• [Given problem]:
Each line of the material must be returned exactly.

• [Supplied material]:
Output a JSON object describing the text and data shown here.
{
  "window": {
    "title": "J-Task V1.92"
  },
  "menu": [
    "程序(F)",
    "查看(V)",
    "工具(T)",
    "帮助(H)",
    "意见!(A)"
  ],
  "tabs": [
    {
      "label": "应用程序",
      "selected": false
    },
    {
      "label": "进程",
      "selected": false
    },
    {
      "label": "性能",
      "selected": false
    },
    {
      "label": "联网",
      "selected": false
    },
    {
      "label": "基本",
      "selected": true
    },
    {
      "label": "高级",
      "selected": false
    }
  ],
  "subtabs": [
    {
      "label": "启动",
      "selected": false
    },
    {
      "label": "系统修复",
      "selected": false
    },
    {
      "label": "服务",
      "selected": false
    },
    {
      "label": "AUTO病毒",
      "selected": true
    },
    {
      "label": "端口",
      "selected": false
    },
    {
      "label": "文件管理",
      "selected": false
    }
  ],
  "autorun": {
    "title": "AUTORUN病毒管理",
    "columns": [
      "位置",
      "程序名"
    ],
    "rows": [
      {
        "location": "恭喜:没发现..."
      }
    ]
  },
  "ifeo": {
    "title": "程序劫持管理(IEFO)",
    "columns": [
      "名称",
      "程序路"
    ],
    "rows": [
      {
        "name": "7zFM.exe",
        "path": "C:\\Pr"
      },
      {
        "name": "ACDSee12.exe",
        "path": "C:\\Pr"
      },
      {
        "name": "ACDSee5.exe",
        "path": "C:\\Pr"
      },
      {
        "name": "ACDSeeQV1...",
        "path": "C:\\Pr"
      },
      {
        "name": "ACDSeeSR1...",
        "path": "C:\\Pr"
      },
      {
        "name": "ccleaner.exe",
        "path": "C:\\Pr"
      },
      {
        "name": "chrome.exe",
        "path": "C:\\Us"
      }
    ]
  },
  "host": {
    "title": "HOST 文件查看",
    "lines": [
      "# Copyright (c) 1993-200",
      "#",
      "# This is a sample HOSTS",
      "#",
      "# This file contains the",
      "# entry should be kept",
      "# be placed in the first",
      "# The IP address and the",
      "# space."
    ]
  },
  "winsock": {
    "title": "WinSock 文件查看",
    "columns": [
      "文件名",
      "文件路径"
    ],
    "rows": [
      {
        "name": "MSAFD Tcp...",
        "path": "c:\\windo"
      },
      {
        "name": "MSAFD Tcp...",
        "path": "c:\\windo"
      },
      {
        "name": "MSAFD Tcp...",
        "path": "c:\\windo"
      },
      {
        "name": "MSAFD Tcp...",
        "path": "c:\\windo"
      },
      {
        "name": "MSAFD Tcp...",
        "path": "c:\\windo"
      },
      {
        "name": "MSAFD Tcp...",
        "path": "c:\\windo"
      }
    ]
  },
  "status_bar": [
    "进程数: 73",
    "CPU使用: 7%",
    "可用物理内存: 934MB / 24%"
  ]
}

• [Expected output]:
Output a JSON object describing the text and data shown here.
{
  "window": {
    "title": "J-Task V1.92"
  },
  "menu": [
    "程序(F)",
    "查看(V)",
    "工具(T)",
    "帮助(H)",
    "意见!(A)"
  ],
  "tabs": [
    {
      "label": "应用程序",
      "selected": false
    },
    {
      "label": "进程",
      "selected": false
    },
    {
      "label": "性能",
      "selected": false
    },
    {
      "label": "联网",
      "selected": false
    },
    {
      "label": "基本",
      "selected": true
    },
    {
      "label": "高级",
      "selected": false
    }
  ],
  "subtabs": [
    {
      "label": "启动",
      "selected": false
    },
    {
      "label": "系统修复",
      "selected": false
    },
    {
      "label": "服务",
      "selected": false
    },
    {
      "label": "AUTO病毒",
      "selected": true
    },
    {
      "label": "端口",
      "selected": false
    },
    {
      "label": "文件管理",
      "selected": false
    }
  ],
  "autorun": {
    "title": "AUTORUN病毒管理",
    "columns": [
      "位置",
      "程序名"
    ],
    "rows": [
      {
        "location": "恭喜:没发现..."
      }
    ]
  },
  "ifeo": {
    "title": "程序劫持管理(IEFO)",
    "columns": [
      "名称",
      "程序路"
    ],
    "rows": [
      {
        "name": "7zFM.exe",
        "path": "C:\\Pr"
      },
      {
        "name": "ACDSee12.exe",
        "path": "C:\\Pr"
      },
      {
        "name": "ACDSee5.exe",
        "path": "C:\\Pr"
      },
      {
        "name": "ACDSeeQV1...",
        "path": "C:\\Pr"
      },
      {
        "name": "ACDSeeSR1...",
        "path": "C:\\Pr"
      },
      {
        "name": "ccleaner.exe",
        "path": "C:\\Pr"
      },
      {
        "name": "chrome.exe",
        "path": "C:\\Us"
      }
    ]
  },
  "host": {
    "title": "HOST 文件查看",
    "lines": [
      "# Copyright (c) 1993-200",
      "#",
      "# This is a sample HOSTS",
      "#",
      "# This file contains the",
      "# entry should be kept",
      "# be placed in the first",
      "# The IP address and the",
      "# space."
    ]
  },
  "winsock": {
    "title": "WinSock 文件查看",
    "columns": [
      "文件名",
      "文件路径"
    ],
    "rows": [
      {
        "name": "MSAFD Tcp...",
        "path": "c:\\windo"
      },
      {
        "name": "MSAFD Tcp...",
        "path": "c:\\windo"
      },
      {
        "name": "MSAFD Tcp...",
        "path": "c:\\windo"
      },
      {
        "name": "MSAFD Tcp...",
        "path": "c:\\windo"
      },
      {
        "name": "MSAFD Tcp...",
        "path": "c:\\windo"
      },
      {
        "name": "MSAFD Tcp...",
        "path": "c:\\windo"
      }
    ]
  },
  "status_bar": [
    "进程数: 73",
    "CPU使用: 7%",
    "可用物理内存: 934MB / 24%"
  ]
}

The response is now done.